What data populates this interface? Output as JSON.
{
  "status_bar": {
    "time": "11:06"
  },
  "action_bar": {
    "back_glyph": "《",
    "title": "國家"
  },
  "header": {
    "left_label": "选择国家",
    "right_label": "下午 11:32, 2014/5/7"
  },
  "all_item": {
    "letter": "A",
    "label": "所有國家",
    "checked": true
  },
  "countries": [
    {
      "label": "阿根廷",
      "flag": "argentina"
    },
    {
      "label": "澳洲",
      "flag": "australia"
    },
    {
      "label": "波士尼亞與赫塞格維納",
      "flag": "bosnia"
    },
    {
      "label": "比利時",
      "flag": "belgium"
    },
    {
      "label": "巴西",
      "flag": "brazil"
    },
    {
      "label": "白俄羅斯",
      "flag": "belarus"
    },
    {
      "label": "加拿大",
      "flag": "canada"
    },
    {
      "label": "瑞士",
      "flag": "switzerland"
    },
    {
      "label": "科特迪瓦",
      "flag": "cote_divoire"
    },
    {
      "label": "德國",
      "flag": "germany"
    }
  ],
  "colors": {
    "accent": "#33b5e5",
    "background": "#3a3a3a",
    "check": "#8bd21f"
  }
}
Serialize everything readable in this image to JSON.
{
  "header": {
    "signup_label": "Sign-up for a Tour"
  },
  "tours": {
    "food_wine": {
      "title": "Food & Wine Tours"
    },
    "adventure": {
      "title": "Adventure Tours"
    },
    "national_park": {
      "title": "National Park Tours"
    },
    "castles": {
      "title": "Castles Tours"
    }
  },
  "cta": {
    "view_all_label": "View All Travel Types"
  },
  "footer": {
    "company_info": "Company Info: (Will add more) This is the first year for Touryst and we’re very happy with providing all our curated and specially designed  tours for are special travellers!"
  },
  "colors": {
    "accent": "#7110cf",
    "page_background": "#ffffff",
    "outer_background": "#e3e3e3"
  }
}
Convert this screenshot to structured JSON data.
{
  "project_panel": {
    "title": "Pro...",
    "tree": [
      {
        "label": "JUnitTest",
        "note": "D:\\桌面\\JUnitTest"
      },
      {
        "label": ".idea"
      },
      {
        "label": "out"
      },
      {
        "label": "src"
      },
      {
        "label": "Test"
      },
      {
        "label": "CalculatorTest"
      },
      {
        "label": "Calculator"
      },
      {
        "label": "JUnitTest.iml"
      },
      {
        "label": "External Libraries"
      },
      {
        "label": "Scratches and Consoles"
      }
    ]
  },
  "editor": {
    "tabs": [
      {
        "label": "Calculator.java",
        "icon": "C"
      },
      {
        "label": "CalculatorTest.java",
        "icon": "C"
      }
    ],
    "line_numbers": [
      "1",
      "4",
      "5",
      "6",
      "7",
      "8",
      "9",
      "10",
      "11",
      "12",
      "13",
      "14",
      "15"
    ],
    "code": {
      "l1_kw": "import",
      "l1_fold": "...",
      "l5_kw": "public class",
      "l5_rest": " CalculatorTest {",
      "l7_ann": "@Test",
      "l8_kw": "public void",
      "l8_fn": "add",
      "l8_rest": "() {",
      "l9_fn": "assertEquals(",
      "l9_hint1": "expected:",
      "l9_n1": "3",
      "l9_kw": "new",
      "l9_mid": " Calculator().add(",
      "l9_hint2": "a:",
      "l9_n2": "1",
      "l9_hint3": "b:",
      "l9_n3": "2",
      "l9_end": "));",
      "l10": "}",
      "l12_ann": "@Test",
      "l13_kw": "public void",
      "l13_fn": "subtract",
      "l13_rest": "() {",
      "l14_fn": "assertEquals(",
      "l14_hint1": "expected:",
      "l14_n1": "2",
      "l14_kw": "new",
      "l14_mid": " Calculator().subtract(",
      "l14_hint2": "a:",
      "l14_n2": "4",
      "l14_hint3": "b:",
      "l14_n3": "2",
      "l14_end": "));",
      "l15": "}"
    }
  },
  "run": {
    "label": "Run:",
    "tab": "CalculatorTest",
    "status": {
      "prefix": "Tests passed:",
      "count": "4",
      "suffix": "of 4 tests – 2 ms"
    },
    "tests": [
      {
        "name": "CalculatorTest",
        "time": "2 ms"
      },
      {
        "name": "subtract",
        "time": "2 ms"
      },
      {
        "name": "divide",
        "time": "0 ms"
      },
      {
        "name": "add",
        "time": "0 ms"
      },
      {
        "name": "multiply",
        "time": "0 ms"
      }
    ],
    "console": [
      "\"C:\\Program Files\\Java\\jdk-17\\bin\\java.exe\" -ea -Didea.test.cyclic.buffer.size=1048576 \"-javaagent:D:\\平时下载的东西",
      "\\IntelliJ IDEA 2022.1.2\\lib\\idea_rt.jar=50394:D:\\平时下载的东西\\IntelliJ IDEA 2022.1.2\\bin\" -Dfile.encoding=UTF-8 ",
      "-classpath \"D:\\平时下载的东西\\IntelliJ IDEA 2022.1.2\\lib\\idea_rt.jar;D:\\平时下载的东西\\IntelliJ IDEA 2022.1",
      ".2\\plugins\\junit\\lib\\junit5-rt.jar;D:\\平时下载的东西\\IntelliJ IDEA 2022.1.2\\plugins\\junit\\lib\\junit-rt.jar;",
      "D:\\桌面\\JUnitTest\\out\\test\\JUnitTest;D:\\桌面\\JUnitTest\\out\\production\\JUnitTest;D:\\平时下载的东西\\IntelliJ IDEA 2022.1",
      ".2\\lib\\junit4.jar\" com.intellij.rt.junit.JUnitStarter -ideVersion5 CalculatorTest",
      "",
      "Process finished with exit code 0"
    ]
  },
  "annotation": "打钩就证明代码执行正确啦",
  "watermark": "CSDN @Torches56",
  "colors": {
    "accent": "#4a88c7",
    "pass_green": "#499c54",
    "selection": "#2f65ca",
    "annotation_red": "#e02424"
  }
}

-------------------------

Reproduce the whole listing word for word.

### Reply to the task
What data populates this interface? Output as JSON.
{
  "status_bar": {
    "time": "11:06"
  },
  "action_bar": {
    "back_glyph": "《",
    "title": "國家"
  },
  "header": {
    "left_label": "选择国家",
    "right_label": "下午 11:32, 2014/5/7"
  },
  "all_item": {
    "letter": "A",
    "label": "所有國家",
    "checked": true
  },
  "countries": [
    {
      "label": "阿根廷",
      "flag": "argentina"
    },
    {
      "label": "澳洲",
      "flag": "australia"
    },
    {
      "label": "波士尼亞與赫塞格維納",
      "flag": "bosnia"
    },
    {
      "label": "比利時",
      "flag": "belgium"
    },
    {
      "label": "巴西",
      "flag": "brazil"
    },
    {
      "label": "白俄羅斯",
      "flag": "belarus"
    },
    {
      "label": "加拿大",
      "flag": "canada"
    },
    {
      "label": "瑞士",
      "flag": "switzerland"
    },
    {
      "label": "科特迪瓦",
      "flag": "cote_divoire"
    },
    {
      "label": "德國",
      "flag": "germany"
    }
  ],
  "colors": {
    "accent": "#33b5e5",
    "background": "#3a3a3a",
    "check": "#8bd21f"
  }
}
Serialize everything readable in this image to JSON.
{
  "header": {
    "signup_label": "Sign-up for a Tour"
  },
  "tours": {
    "food_wine": {
      "title": "Food & Wine Tours"
    },
    "adventure": {
      "title": "Adventure Tours"
    },
    "national_park": {
      "title": "National Park Tours"
    },
    "castles": {
      "title": "Castles Tours"
    }
  },
  "cta": {
    "view_all_label": "View All Travel Types"
  },
  "footer": {
    "company_info": "Company Info: (Will add more) This is the first year for Touryst and we’re very happy with providing all our curated and specially designed  tours for are special travellers!"
  },
  "colors": {
    "accent": "#7110cf",
    "page_background": "#ffffff",
    "outer_background": "#e3e3e3"
  }
}
Convert this screenshot to structured JSON data.
{
  "project_panel": {
    "title": "Pro...",
    "tree": [
      {
        "label": "JUnitTest",
        "note": "D:\\桌面\\JUnitTest"
      },
      {
        "label": ".idea"
      },
      {
        "label": "out"
      },
      {
        "label": "src"
      },
      {
        "label": "Test"
      },
      {
        "label": "CalculatorTest"
      },
      {
        "label": "Calculator"
      },
      {
        "label": "JUnitTest.iml"
      },
      {
        "label": "External Libraries"
      },
      {
        "label": "Scratches and Consoles"
      }
    ]
  },
  "editor": {
    "tabs": [
      {
        "label": "Calculator.java",
        "icon": "C"
      },
      {
        "label": "CalculatorTest.java",
        "icon": "C"
      }
    ],
    "line_numbers": [
      "1",
      "4",
      "5",
      "6",
      "7",
      "8",
      "9",
      "10",
      "11",
      "12",
      "13",
      "14",
      "15"
    ],
    "code": {
      "l1_kw": "import",
      "l1_fold": "...",
      "l5_kw": "public class",
      "l5_rest": " CalculatorTest {",
      "l7_ann": "@Test",
      "l8_kw": "public void",
      "l8_fn": "add",
      "l8_rest": "() {",
      "l9_fn": "assertEquals(",
      "l9_hint1": "expected:",
      "l9_n1": "3",
      "l9_kw": "new",
      "l9_mid": " Calculator().add(",
      "l9_hint2": "a:",
      "l9_n2": "1",
      "l9_hint3": "b:",
      "l9_n3": "2",
      "l9_end": "));",
      "l10": "}",
      "l12_ann": "@Test",
      "l13_kw": "public void",
      "l13_fn": "subtract",
      "l13_rest": "() {",
      "l14_fn": "assertEquals(",
      "l14_hint1": "expected:",
      "l14_n1": "2",
      "l14_kw": "new",
      "l14_mid": " Calculator().subtract(",
      "l14_hint2": "a:",
      "l14_n2": "4",
      "l14_hint3": "b:",
      "l14_n3": "2",
      "l14_end": "));",
      "l15": "}"
    }
  },
  "run": {
    "label": "Run:",
    "tab": "CalculatorTest",
    "status": {
      "prefix": "Tests passed:",
      "count": "4",
      "suffix": "of 4 tests – 2 ms"
    },
    "tests": [
      {
        "name": "CalculatorTest",
        "time": "2 ms"
      },
      {
        "name": "subtract",
        "time": "2 ms"
      },
      {
        "name": "divide",
        "time": "0 ms"
      },
      {
        "name": "add",
        "time": "0 ms"
      },
      {
        "name": "multiply",
        "time": "0 ms"
      }
    ],
    "console": [
      "\"C:\\Program Files\\Java\\jdk-17\\bin\\java.exe\" -ea -Didea.test.cyclic.buffer.size=1048576 \"-javaagent:D:\\平时下载的东西",
      "\\IntelliJ IDEA 2022.1.2\\lib\\idea_rt.jar=50394:D:\\平时下载的东西\\IntelliJ IDEA 2022.1.2\\bin\" -Dfile.encoding=UTF-8 ",
      "-classpath \"D:\\平时下载的东西\\IntelliJ IDEA 2022.1.2\\lib\\idea_rt.jar;D:\\平时下载的东西\\IntelliJ IDEA 2022.1",
      ".2\\plugins\\junit\\lib\\junit5-rt.jar;D:\\平时下载的东西\\IntelliJ IDEA 2022.1.2\\plugins\\junit\\lib\\junit-rt.jar;",
      "D:\\桌面\\JUnitTest\\out\\test\\JUnitTest;D:\\桌面\\JUnitTest\\out\\production\\JUnitTest;D:\\平时下载的东西\\IntelliJ IDEA 2022.1",
      ".2\\lib\\junit4.jar\" com.intellij.rt.junit.JUnitStarter -ideVersion5 CalculatorTest",
      "",
      "Process finished with exit code 0"
    ]
  },
  "annotation": "打钩就证明代码执行正确啦",
  "watermark": "CSDN @Torches56",
  "colors": {
    "accent": "#4a88c7",
    "pass_green": "#499c54",
    "selection": "#2f65ca",
    "annotation_red": "#e02424"
  }
}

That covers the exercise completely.